# Listing:
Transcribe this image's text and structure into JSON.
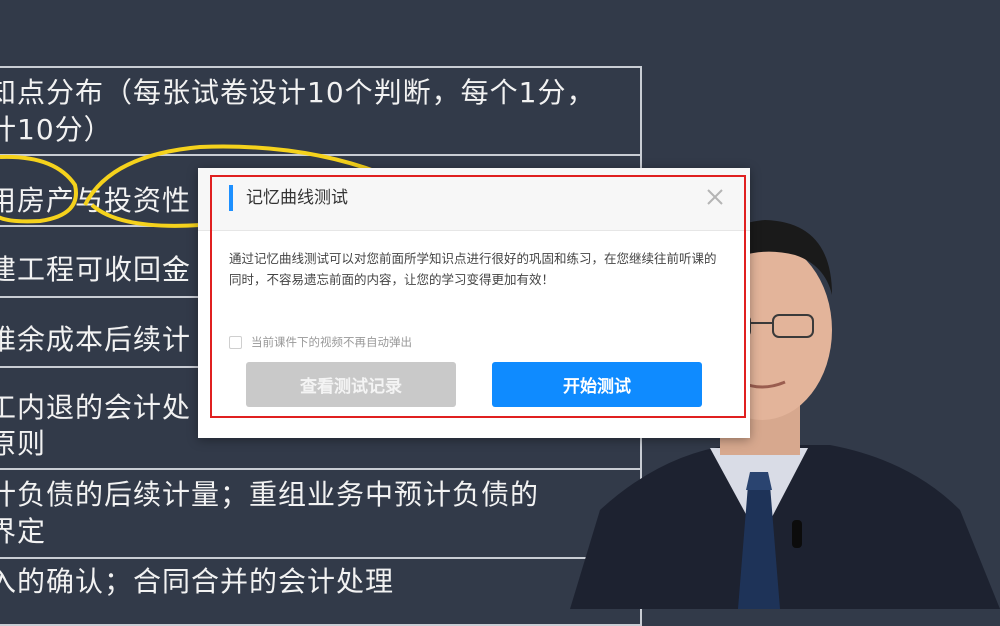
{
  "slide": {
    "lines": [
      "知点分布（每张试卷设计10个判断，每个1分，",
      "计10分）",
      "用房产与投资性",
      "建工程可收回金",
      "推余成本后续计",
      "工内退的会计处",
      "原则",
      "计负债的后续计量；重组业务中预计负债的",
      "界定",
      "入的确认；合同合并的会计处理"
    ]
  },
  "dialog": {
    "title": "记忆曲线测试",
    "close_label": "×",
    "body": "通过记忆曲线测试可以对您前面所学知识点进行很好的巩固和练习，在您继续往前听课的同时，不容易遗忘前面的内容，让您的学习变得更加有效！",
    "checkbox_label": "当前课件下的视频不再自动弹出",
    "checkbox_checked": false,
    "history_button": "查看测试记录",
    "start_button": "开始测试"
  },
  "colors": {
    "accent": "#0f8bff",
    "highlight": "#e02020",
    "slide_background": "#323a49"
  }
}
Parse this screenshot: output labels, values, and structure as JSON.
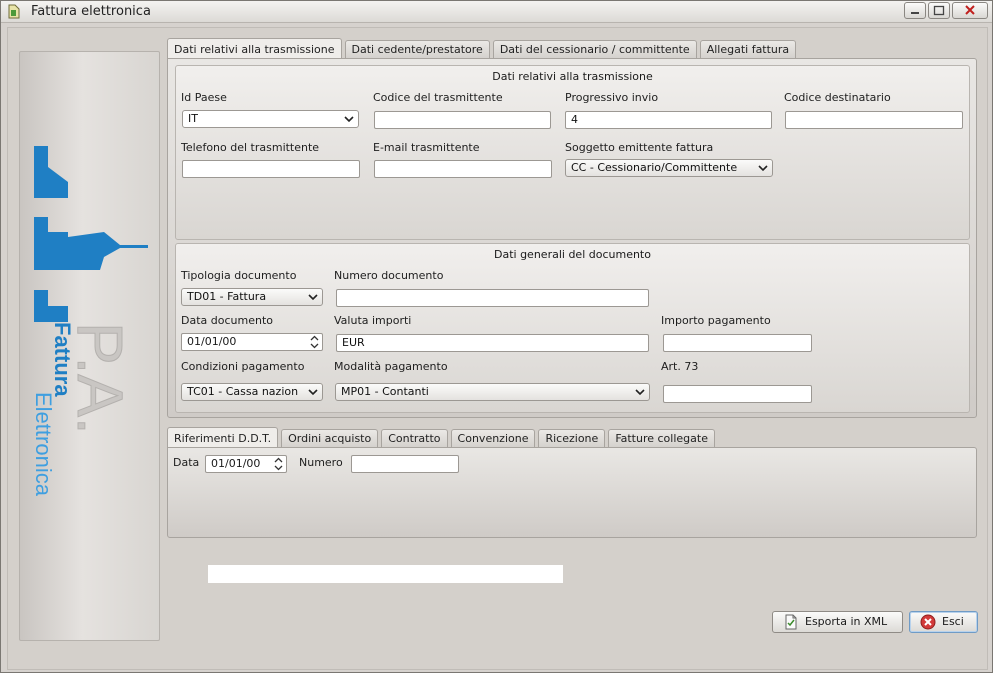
...
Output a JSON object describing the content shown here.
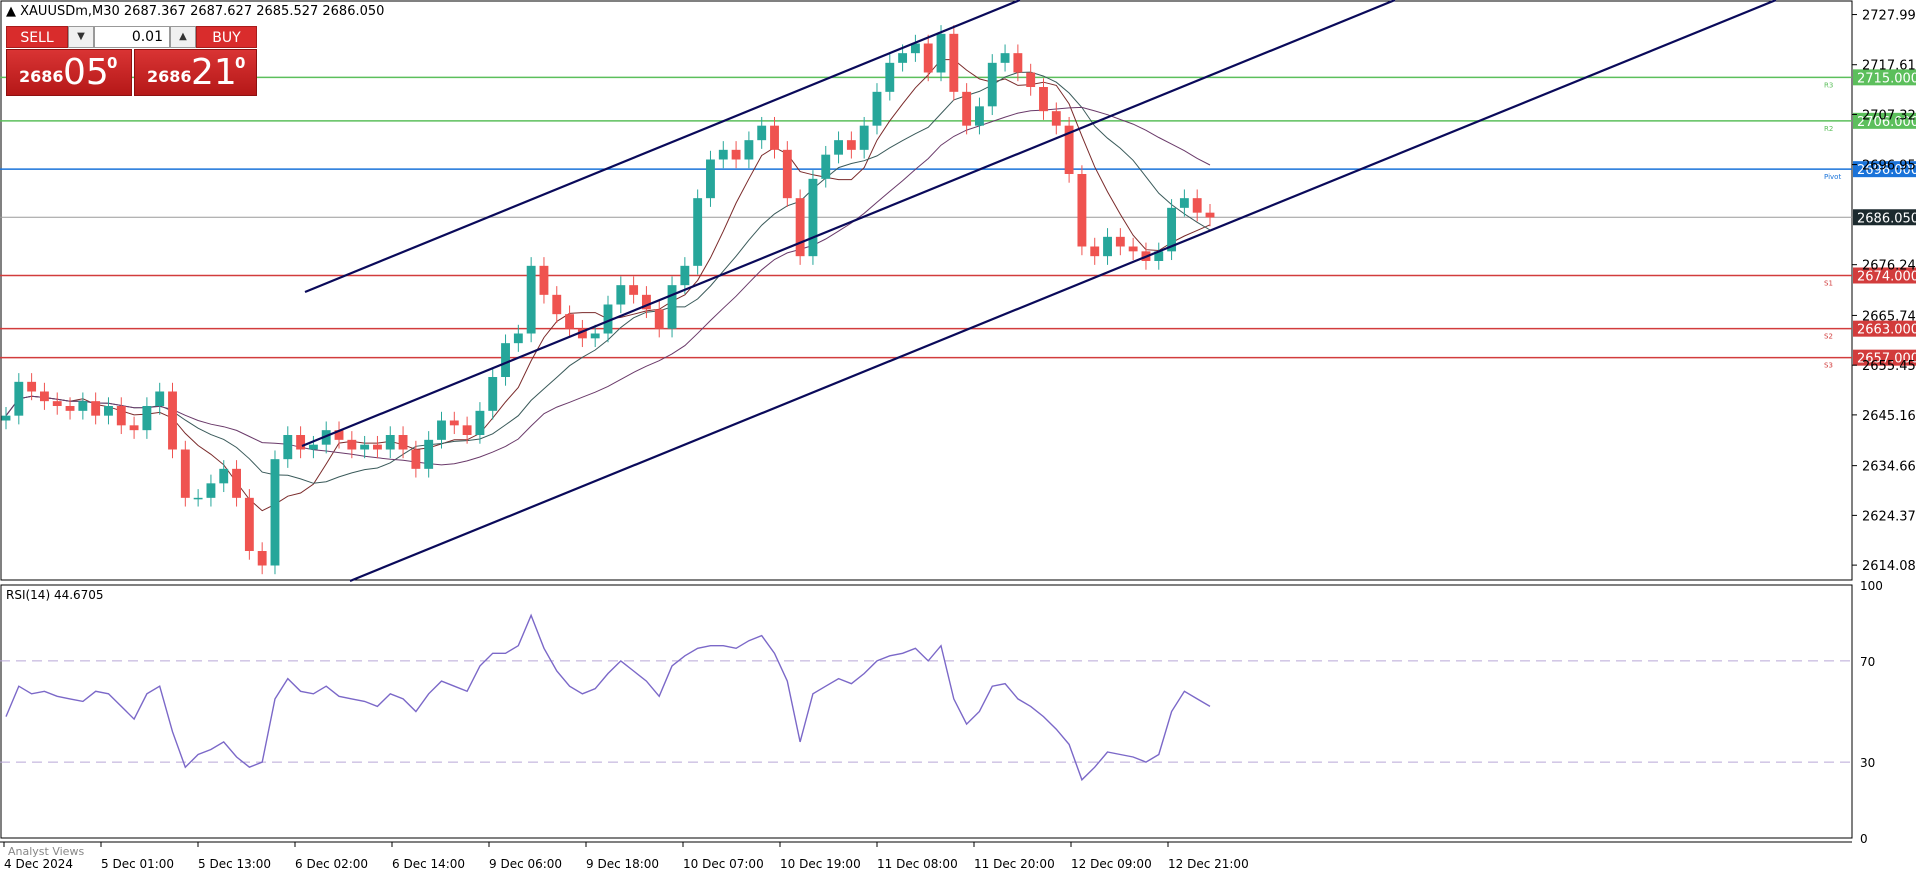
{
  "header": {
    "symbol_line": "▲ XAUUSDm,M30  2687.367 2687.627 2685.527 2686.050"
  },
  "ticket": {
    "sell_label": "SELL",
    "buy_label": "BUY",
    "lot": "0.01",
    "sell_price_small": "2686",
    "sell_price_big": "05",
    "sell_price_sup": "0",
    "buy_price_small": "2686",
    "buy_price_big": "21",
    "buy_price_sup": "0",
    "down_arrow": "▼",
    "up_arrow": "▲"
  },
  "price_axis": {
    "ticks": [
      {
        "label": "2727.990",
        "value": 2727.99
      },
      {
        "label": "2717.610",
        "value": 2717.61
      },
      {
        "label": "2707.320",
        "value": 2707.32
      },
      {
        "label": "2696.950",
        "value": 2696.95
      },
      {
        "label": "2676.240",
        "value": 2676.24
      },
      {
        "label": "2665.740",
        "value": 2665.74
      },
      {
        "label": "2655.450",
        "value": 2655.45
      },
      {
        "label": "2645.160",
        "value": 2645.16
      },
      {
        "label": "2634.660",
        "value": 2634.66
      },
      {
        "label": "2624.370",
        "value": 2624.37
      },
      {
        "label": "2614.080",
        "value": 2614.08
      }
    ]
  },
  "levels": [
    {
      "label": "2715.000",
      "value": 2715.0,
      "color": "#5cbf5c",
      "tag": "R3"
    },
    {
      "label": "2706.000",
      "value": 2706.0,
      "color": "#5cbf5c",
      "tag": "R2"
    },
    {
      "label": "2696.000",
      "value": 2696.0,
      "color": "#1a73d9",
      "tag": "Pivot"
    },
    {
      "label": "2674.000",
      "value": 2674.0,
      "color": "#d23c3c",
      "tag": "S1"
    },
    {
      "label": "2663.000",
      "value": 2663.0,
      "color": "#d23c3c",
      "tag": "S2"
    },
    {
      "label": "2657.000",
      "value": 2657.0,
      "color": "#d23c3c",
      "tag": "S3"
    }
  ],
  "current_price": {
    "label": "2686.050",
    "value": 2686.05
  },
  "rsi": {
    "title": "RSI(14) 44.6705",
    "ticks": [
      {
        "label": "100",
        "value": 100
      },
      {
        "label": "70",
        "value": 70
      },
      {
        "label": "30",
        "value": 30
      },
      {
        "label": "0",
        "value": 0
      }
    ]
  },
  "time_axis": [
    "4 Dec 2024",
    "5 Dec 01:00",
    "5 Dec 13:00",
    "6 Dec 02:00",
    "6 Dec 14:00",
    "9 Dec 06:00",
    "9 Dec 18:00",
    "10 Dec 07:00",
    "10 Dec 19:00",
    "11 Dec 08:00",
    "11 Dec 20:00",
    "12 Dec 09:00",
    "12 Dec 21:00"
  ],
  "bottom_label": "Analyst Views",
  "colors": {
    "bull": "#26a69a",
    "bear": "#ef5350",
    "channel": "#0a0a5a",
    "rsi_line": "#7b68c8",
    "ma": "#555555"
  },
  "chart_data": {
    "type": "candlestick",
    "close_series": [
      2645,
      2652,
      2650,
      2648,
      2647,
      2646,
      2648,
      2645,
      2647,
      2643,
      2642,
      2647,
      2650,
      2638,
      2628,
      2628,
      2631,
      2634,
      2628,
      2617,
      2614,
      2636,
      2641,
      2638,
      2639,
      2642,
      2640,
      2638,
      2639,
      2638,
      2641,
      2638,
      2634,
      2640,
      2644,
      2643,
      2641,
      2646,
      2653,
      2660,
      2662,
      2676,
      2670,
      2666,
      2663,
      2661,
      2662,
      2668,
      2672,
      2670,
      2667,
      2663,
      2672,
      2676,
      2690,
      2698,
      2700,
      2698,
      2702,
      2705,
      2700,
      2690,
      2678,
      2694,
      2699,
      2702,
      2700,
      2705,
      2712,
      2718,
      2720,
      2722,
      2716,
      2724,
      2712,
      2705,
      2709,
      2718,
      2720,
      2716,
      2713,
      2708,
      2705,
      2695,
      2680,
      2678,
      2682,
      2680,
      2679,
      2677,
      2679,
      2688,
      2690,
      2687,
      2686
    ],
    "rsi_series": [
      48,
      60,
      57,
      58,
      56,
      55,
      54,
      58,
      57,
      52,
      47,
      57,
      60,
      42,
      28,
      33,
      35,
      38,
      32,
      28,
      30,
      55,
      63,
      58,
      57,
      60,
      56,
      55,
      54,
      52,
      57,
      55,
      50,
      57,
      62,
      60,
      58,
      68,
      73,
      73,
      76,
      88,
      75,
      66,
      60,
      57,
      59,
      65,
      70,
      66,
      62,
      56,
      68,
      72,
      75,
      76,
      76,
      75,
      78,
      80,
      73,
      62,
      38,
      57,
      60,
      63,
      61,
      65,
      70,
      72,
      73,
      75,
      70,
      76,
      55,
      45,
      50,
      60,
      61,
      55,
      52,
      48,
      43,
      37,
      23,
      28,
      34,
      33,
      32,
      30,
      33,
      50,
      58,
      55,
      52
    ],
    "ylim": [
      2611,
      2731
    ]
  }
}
* * *
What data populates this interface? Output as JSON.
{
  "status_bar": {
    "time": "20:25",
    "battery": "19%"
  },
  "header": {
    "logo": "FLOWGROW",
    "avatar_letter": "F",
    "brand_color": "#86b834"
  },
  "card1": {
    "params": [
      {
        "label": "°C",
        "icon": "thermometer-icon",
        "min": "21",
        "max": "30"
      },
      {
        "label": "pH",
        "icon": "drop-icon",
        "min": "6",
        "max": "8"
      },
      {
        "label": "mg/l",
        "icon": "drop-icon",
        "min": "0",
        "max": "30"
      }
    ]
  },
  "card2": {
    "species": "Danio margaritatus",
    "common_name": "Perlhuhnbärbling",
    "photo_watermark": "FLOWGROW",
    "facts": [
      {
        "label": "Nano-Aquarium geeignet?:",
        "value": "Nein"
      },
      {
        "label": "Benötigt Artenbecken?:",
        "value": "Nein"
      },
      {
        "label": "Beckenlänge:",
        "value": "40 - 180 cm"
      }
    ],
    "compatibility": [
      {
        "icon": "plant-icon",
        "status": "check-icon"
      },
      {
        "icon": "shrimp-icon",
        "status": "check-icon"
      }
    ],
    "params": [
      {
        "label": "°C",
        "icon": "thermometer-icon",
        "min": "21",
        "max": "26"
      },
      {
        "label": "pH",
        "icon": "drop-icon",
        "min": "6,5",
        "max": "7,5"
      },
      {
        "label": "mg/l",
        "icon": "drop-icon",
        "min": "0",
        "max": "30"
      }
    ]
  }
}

# Exercise objective:
In the listing above, find the line with "Transcribe this image's" and the line with "Parse this screenshot: output". Copy exactly those two and every line between, without the pictures.

# Complete answer:
Transcribe this image's text and structure into JSON.
{
  "slide": {
    "lines": [
      "知点分布（每张试卷设计10个判断，每个1分，",
      "计10分）",
      "用房产与投资性",
      "建工程可收回金",
      "推余成本后续计",
      "工内退的会计处",
      "原则",
      "计负债的后续计量；重组业务中预计负债的",
      "界定",
      "入的确认；合同合并的会计处理"
    ]
  },
  "dialog": {
    "title": "记忆曲线测试",
    "close_label": "×",
    "body": "通过记忆曲线测试可以对您前面所学知识点进行很好的巩固和练习，在您继续往前听课的同时，不容易遗忘前面的内容，让您的学习变得更加有效！",
    "checkbox_label": "当前课件下的视频不再自动弹出",
    "checkbox_checked": false,
    "history_button": "查看测试记录",
    "start_button": "开始测试"
  },
  "colors": {
    "accent": "#0f8bff",
    "highlight": "#e02020",
    "slide_background": "#323a49"
  }
}
Parse this screenshot: output labels, values, and structure as JSON.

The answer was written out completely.